> _Set problem_
Work out how many lines of the listing hold the string "JSON", then answer with that number and nothing else.

> _Material for this exercise_

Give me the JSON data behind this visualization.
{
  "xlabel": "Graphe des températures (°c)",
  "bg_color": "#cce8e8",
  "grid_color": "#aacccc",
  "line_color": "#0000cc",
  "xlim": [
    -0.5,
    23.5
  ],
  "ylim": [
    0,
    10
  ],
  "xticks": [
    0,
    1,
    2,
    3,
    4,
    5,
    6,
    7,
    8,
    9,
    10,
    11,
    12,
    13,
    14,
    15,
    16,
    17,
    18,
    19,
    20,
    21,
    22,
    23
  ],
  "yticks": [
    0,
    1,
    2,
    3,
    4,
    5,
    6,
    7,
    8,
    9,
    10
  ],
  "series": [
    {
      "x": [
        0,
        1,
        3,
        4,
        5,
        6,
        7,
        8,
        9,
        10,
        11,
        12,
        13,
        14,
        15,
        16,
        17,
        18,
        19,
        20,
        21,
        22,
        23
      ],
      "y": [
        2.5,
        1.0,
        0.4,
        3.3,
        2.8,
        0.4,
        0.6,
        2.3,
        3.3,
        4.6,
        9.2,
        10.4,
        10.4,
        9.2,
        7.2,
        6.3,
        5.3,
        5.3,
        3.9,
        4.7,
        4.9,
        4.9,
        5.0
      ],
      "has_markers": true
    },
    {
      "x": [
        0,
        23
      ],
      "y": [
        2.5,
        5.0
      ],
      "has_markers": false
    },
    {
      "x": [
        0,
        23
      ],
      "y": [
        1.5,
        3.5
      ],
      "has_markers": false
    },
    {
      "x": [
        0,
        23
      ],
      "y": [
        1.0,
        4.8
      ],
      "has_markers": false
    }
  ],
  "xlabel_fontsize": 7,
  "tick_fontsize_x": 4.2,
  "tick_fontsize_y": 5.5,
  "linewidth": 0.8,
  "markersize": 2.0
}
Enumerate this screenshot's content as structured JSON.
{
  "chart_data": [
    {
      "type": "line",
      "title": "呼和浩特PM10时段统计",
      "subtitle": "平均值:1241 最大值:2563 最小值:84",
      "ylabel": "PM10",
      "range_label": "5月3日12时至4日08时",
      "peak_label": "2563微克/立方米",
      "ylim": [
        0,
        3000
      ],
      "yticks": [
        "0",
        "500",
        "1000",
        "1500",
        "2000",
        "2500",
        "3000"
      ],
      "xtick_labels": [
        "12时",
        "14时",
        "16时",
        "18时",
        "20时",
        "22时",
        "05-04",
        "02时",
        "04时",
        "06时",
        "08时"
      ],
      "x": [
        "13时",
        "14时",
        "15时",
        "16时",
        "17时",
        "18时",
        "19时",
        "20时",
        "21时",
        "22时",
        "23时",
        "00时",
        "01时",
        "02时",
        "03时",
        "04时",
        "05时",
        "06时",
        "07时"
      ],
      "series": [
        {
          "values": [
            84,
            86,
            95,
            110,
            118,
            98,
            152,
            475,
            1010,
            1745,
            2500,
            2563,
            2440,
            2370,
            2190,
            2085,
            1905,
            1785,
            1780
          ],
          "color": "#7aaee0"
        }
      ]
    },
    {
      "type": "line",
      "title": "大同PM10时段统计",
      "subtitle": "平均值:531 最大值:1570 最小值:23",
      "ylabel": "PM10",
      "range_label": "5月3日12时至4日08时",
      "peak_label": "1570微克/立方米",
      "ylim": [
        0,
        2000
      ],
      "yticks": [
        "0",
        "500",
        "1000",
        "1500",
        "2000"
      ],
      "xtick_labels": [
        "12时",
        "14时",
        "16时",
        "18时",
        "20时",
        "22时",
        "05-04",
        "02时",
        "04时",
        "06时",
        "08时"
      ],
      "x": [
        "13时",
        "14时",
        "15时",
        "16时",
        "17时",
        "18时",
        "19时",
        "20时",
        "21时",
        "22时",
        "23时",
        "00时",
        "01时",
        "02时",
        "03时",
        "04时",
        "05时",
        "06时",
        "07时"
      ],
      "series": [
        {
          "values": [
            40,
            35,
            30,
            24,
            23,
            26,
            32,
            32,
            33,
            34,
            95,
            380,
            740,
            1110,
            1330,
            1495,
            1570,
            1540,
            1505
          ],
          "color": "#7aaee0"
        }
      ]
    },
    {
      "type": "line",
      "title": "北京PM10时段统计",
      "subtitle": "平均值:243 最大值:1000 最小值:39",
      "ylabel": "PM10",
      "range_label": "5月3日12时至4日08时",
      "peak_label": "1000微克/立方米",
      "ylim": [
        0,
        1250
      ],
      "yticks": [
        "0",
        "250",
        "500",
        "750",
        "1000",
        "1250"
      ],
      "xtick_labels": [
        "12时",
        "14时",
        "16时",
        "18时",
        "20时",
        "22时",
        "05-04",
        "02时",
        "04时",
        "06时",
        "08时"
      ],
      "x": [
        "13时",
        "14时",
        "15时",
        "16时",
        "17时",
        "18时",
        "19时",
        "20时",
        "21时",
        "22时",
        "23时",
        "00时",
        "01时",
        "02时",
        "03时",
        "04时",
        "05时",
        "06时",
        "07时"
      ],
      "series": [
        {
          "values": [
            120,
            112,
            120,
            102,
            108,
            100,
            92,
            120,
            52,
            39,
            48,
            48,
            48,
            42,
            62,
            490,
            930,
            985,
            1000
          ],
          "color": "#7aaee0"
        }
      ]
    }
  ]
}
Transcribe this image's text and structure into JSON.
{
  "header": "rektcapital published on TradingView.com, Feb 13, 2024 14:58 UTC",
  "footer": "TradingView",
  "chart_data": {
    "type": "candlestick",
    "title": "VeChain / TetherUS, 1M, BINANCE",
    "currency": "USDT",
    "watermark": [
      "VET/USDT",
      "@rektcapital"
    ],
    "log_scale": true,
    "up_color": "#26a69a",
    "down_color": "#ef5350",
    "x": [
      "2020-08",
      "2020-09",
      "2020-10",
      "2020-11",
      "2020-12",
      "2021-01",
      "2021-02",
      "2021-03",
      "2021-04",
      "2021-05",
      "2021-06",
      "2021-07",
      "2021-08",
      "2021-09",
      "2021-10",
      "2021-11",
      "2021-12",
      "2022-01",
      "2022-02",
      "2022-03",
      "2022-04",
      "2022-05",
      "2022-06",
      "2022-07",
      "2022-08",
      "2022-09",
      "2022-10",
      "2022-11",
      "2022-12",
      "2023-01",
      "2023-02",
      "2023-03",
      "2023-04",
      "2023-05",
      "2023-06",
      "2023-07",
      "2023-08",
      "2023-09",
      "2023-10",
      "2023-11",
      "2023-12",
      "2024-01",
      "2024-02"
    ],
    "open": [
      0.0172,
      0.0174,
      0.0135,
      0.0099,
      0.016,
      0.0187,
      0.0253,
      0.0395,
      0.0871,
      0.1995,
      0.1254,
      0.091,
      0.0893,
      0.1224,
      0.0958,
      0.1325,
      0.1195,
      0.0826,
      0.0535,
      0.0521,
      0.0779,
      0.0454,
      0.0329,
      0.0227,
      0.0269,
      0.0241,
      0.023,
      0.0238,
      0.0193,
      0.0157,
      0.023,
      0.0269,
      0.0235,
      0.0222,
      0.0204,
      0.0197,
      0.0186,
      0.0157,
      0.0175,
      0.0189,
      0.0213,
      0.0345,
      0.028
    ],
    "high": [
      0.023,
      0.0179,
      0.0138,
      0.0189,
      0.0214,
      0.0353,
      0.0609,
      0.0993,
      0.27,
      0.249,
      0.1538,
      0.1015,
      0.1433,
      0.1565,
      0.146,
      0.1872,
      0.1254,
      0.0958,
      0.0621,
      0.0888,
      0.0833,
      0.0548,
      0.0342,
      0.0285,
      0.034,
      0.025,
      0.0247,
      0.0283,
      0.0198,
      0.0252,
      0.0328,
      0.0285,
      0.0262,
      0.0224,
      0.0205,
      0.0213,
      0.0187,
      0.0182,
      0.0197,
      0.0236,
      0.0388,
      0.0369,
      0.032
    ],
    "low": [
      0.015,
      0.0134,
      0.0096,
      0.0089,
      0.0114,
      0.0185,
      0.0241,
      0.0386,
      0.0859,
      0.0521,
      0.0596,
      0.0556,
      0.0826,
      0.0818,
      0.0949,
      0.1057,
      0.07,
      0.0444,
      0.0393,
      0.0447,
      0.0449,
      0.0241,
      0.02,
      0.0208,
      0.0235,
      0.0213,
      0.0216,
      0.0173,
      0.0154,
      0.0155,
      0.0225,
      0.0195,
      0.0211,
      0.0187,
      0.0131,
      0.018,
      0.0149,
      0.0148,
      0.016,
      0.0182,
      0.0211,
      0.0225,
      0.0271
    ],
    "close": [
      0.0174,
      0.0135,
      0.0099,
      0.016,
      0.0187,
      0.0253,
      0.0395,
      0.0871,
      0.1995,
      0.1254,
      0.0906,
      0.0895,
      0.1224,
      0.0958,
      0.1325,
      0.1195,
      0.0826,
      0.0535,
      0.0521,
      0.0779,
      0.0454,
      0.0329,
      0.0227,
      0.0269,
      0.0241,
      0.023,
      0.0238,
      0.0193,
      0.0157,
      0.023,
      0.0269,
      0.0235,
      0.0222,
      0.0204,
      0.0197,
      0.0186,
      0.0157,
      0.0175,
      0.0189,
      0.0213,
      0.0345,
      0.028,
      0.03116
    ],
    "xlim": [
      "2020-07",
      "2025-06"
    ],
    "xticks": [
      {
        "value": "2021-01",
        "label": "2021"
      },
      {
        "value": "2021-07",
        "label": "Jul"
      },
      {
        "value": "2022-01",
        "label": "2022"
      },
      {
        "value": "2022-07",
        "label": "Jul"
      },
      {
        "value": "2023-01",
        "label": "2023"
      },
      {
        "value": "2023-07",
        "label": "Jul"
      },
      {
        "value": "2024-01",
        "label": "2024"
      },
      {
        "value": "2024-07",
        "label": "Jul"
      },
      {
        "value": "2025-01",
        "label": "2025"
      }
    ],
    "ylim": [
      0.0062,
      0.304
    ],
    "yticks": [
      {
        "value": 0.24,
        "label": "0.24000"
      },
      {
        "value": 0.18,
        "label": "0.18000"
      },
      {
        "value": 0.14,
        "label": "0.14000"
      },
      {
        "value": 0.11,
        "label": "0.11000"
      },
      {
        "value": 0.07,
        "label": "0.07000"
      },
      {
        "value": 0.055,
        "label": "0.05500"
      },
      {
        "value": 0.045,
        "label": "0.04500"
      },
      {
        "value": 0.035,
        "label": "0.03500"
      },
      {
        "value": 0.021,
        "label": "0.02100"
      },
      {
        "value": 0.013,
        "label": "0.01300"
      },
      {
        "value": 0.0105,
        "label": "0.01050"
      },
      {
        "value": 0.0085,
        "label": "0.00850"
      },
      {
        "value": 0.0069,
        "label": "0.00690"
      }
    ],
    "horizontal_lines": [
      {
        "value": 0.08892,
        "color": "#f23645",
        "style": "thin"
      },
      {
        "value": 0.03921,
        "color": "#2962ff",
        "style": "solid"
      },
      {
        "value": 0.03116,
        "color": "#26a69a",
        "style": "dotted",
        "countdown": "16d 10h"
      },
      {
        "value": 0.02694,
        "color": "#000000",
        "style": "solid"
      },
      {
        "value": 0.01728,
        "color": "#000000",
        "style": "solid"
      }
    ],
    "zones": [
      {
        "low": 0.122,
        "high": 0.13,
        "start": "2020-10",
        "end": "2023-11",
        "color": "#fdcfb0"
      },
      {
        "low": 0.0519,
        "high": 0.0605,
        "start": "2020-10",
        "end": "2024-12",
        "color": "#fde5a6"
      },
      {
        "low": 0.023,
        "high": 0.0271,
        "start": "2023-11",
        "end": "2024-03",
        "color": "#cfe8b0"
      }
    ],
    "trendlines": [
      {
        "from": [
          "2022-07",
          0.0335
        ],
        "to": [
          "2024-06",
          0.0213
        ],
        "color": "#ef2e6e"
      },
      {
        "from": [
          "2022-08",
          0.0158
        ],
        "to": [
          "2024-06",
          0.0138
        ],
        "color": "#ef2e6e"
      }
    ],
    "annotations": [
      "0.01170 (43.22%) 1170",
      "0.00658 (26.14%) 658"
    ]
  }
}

> _Written solution_
3